··· Material provided
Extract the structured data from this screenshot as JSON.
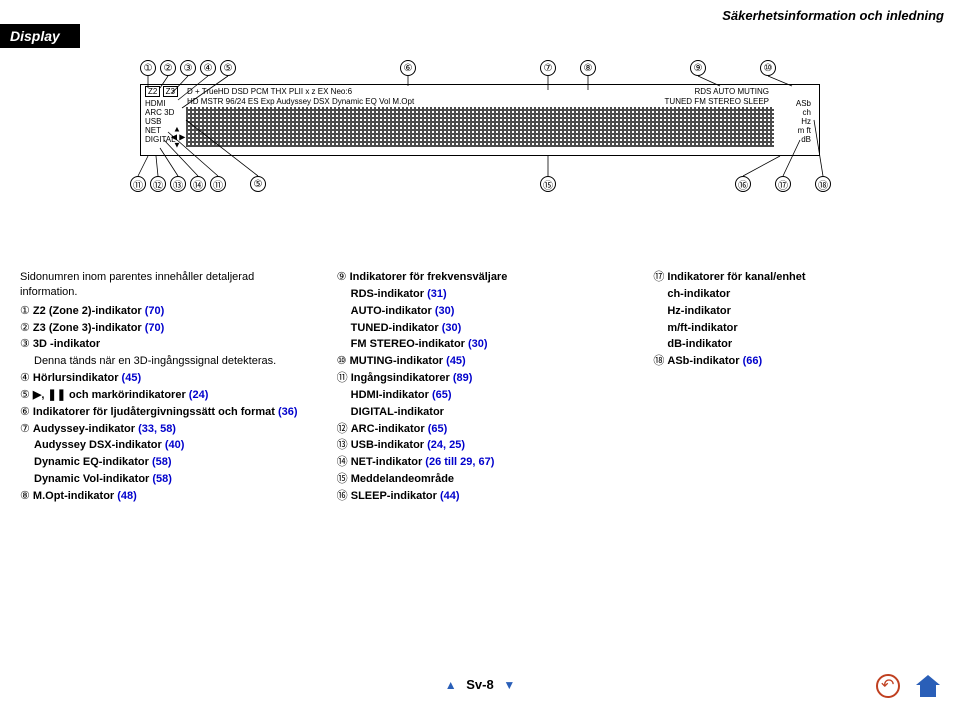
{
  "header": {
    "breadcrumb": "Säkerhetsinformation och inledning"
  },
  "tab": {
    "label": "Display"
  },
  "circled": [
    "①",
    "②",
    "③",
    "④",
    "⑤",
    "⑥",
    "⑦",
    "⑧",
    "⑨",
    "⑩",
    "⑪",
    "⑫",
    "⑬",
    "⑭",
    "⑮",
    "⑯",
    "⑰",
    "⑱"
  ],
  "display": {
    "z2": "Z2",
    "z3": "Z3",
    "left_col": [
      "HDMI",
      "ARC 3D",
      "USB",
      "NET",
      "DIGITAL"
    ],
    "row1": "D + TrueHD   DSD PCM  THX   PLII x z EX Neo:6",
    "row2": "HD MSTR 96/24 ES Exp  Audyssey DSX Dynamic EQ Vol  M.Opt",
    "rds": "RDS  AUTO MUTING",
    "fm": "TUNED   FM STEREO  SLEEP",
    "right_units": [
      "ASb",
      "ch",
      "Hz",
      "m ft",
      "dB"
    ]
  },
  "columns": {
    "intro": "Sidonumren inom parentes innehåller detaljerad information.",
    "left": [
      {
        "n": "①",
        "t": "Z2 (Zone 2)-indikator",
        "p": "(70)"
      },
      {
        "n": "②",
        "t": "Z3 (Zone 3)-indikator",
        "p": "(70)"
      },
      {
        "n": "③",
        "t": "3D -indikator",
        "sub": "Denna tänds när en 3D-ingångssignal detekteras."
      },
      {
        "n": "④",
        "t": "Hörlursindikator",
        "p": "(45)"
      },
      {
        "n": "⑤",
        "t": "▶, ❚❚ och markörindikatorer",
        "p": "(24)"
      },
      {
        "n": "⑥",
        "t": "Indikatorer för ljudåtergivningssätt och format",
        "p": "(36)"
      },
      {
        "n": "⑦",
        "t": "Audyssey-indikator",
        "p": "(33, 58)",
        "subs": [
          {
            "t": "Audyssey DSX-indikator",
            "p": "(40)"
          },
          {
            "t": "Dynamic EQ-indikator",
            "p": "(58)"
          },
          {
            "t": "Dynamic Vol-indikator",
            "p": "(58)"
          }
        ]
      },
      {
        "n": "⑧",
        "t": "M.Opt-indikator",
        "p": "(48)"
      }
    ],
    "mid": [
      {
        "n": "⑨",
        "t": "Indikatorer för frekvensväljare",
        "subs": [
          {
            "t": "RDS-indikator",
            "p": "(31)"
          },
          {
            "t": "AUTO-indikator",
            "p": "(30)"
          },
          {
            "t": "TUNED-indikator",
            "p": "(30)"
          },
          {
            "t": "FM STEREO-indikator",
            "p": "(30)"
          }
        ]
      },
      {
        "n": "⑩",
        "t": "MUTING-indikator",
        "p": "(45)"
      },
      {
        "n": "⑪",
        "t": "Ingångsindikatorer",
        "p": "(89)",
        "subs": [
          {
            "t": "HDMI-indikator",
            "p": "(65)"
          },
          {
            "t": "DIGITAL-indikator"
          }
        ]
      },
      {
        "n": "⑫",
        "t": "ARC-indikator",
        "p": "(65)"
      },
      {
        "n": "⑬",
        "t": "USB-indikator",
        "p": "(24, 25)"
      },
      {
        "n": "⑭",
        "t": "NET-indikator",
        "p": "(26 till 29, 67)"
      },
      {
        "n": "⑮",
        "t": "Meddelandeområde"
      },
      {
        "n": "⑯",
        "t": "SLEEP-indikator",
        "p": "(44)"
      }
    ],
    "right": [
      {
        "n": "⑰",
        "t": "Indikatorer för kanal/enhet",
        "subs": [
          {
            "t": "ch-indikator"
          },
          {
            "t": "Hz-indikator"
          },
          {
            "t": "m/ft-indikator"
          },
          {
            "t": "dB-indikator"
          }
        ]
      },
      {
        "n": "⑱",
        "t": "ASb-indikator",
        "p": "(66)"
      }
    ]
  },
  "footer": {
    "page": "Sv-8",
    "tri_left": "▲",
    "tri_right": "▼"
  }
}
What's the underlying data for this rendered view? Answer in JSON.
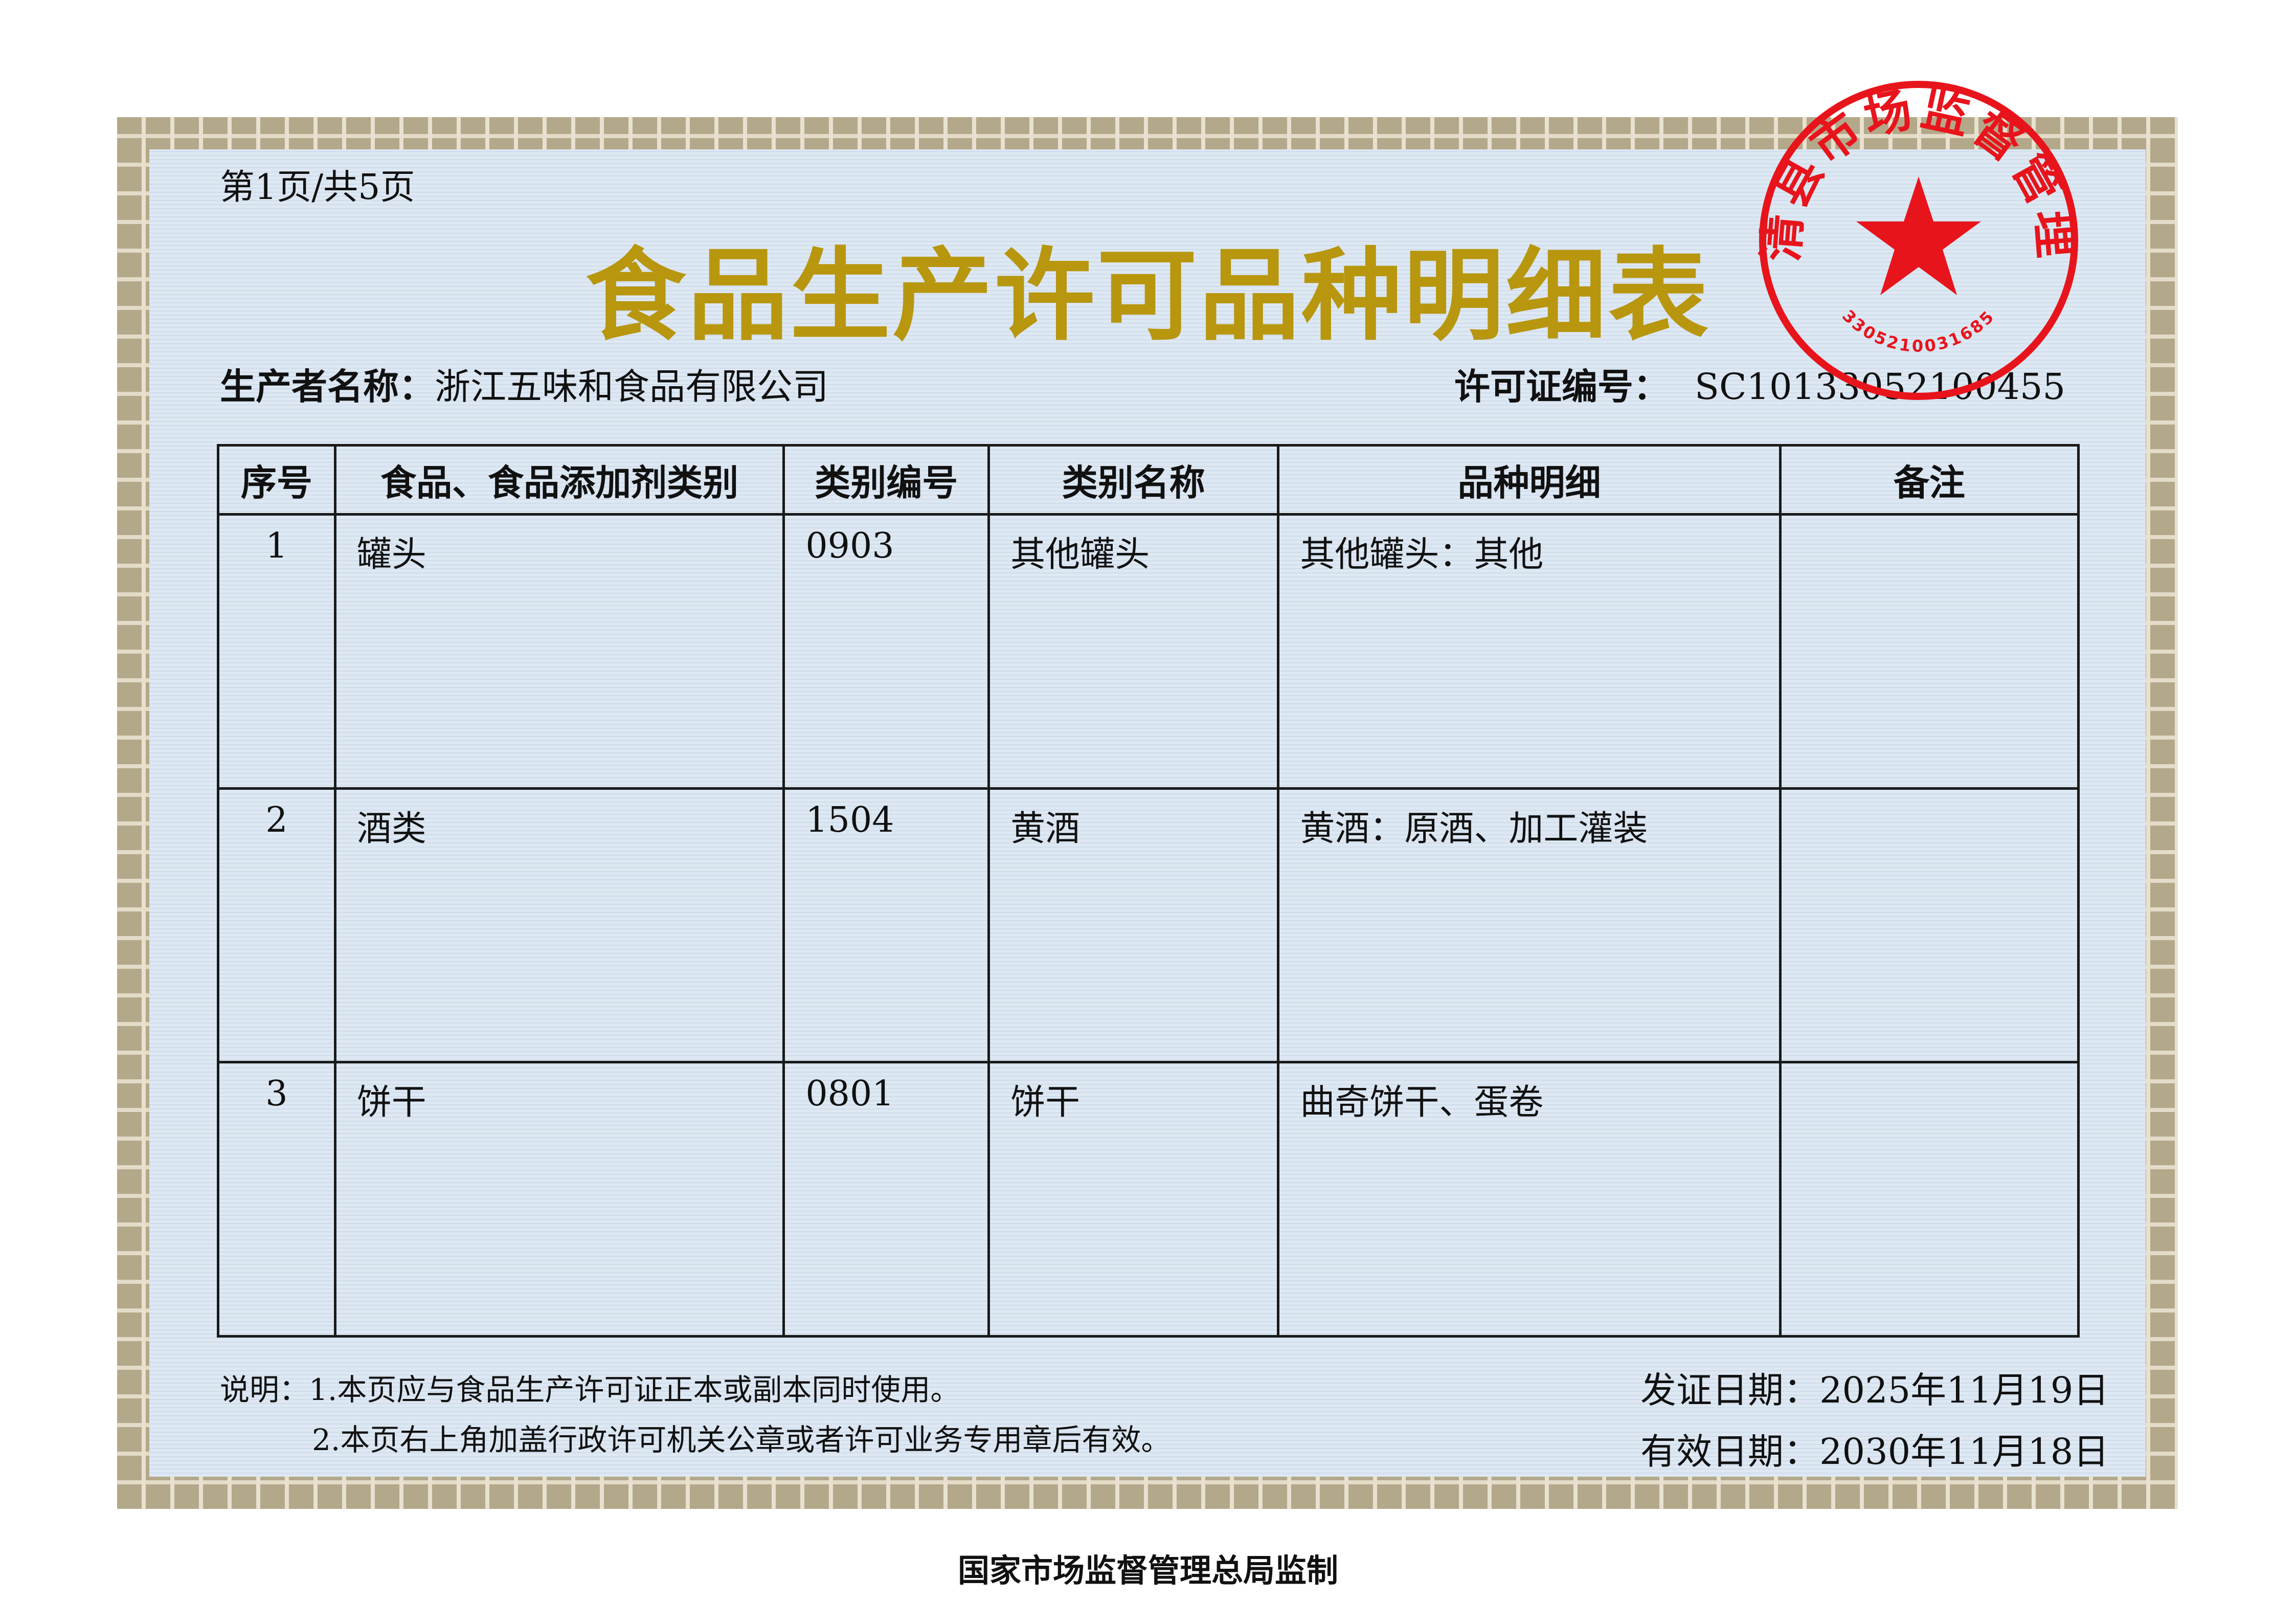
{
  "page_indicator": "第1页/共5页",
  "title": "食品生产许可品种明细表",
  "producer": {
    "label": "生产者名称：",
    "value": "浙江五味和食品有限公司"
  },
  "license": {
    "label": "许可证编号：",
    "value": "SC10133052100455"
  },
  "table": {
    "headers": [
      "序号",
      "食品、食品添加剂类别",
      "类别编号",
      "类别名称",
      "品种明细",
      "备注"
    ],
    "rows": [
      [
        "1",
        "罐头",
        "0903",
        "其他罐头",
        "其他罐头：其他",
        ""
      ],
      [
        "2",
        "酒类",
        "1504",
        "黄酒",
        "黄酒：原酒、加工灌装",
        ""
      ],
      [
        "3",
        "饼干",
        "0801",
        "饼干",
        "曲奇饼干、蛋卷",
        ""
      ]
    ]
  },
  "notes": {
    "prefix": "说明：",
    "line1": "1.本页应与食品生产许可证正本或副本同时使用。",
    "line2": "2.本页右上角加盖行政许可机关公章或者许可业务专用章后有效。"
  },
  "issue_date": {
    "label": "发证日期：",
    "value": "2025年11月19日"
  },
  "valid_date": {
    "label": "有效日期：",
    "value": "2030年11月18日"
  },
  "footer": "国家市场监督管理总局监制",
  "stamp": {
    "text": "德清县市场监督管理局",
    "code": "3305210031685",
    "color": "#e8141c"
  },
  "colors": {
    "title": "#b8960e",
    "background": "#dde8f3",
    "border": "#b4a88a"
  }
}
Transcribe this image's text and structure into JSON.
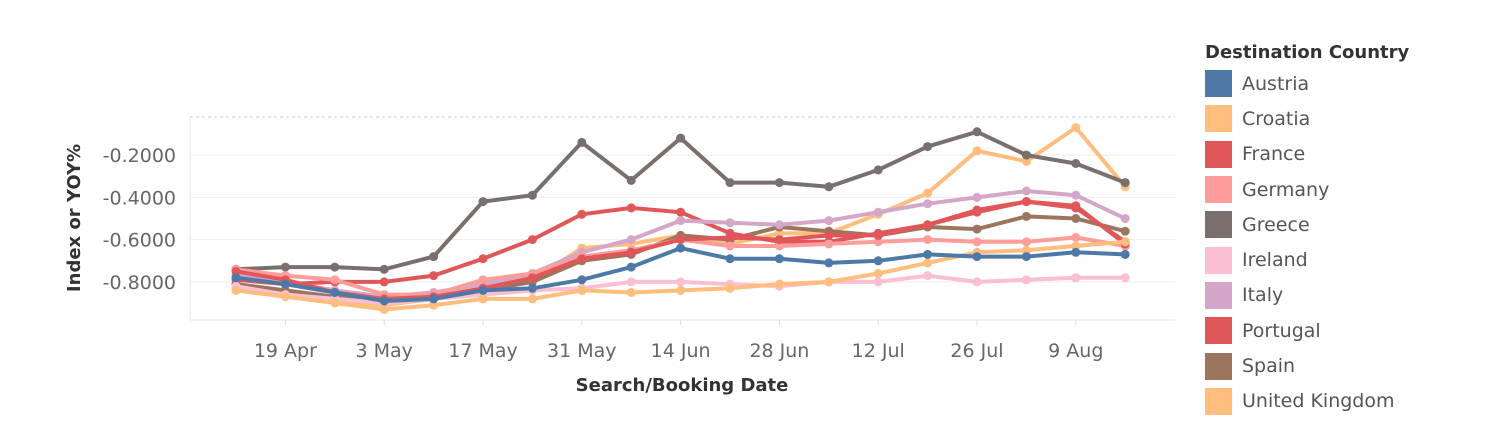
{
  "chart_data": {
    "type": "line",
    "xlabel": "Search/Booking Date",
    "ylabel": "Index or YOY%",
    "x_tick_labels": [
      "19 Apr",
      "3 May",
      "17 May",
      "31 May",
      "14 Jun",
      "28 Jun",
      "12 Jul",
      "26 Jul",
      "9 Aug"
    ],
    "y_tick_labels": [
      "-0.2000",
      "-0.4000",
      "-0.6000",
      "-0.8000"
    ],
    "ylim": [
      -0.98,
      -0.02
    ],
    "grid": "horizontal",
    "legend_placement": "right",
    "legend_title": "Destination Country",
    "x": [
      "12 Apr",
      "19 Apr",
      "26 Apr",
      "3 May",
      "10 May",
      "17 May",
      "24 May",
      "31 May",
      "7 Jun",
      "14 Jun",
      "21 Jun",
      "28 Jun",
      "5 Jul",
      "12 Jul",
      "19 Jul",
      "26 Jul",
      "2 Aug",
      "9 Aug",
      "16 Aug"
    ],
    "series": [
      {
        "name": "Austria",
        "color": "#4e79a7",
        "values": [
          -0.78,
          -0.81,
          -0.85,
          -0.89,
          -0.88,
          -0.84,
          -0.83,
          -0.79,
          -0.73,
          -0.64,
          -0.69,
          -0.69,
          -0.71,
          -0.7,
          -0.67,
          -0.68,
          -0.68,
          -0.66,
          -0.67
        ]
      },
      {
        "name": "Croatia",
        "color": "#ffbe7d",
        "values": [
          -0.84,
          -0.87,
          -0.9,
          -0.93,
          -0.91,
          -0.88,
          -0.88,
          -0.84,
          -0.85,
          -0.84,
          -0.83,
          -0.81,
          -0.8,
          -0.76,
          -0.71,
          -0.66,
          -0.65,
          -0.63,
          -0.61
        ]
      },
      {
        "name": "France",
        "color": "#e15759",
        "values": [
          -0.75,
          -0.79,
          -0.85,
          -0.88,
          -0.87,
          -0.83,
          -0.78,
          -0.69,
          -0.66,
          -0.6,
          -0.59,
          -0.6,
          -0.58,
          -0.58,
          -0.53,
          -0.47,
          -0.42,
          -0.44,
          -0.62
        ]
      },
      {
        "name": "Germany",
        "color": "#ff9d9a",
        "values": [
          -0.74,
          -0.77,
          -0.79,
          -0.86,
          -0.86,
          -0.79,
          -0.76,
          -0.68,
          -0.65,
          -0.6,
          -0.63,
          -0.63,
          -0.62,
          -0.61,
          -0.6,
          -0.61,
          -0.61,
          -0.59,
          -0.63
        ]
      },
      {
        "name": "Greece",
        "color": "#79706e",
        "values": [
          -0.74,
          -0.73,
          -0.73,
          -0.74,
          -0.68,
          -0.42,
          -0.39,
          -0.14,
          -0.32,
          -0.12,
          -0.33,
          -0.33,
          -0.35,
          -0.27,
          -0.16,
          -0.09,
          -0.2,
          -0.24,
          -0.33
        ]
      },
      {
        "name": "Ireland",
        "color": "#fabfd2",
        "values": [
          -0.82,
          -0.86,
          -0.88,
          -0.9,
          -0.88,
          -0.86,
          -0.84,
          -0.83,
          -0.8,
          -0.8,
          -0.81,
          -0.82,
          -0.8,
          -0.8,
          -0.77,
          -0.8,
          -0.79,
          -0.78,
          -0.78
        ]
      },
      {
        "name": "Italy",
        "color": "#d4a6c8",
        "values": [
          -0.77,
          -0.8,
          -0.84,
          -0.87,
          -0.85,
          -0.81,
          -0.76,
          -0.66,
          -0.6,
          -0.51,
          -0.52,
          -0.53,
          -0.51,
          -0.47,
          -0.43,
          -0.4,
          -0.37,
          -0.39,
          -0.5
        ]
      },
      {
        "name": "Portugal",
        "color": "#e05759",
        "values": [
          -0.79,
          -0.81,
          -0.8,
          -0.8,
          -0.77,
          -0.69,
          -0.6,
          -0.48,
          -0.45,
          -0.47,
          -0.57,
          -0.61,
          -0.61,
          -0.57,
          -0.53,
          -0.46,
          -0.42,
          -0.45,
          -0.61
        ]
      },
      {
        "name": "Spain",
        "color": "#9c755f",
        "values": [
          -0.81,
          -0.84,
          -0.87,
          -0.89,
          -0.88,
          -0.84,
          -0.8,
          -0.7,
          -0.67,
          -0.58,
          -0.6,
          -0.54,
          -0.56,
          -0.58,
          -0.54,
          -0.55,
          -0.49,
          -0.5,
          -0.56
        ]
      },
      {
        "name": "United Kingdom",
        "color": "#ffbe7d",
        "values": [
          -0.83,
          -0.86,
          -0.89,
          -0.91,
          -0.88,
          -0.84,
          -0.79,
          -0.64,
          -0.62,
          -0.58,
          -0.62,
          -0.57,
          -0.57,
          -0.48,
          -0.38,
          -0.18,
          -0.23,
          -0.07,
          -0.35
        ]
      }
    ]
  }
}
······
Given request.
Scan the material above. Return every line containing the string "Dynamic".

Solution to the exercise.
    "row2": "HD MSTR 96/24 ES Exp  Audyssey DSX Dynamic EQ Vol  M.Opt",
            "t": "Dynamic EQ-indikator",
            "t": "Dynamic Vol-indikator",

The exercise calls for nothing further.